» **Record set**
⁂

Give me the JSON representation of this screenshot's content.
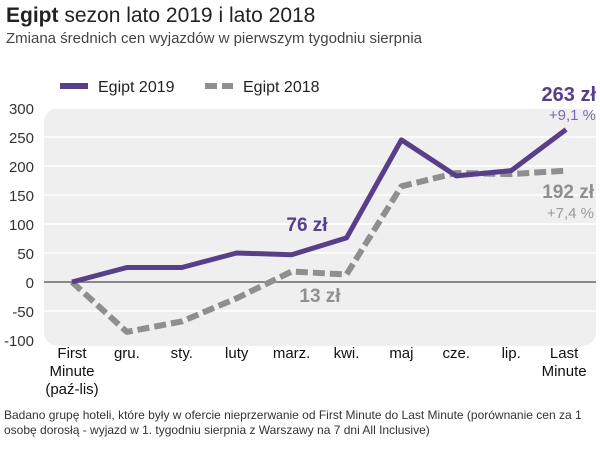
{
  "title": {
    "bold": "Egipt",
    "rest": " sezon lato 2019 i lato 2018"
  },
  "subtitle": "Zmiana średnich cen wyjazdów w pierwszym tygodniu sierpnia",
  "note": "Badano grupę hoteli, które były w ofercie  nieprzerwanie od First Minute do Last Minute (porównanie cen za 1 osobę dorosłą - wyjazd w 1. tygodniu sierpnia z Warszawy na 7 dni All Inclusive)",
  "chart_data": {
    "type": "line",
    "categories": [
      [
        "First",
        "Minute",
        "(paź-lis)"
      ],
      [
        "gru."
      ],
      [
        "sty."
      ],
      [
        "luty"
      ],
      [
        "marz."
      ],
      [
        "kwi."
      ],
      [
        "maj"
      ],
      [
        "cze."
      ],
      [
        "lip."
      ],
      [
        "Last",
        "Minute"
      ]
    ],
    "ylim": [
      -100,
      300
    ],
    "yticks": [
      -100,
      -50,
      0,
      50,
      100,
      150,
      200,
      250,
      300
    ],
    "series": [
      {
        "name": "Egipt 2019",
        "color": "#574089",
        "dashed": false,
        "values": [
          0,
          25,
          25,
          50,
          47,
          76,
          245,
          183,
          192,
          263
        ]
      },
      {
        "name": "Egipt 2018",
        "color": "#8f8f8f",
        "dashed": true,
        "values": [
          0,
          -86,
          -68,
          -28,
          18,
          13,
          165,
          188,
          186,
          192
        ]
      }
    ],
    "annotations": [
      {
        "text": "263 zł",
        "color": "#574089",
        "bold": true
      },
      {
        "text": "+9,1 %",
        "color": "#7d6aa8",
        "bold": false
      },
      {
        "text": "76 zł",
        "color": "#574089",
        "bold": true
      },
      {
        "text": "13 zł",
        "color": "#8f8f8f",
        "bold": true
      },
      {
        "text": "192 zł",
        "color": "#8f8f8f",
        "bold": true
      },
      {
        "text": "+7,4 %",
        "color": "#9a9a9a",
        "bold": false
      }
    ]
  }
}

⁂

» **Given exercise**
Note how many lines in the listing above hold the string "tygodniu", then give only that figure.

» **Complete answer**
2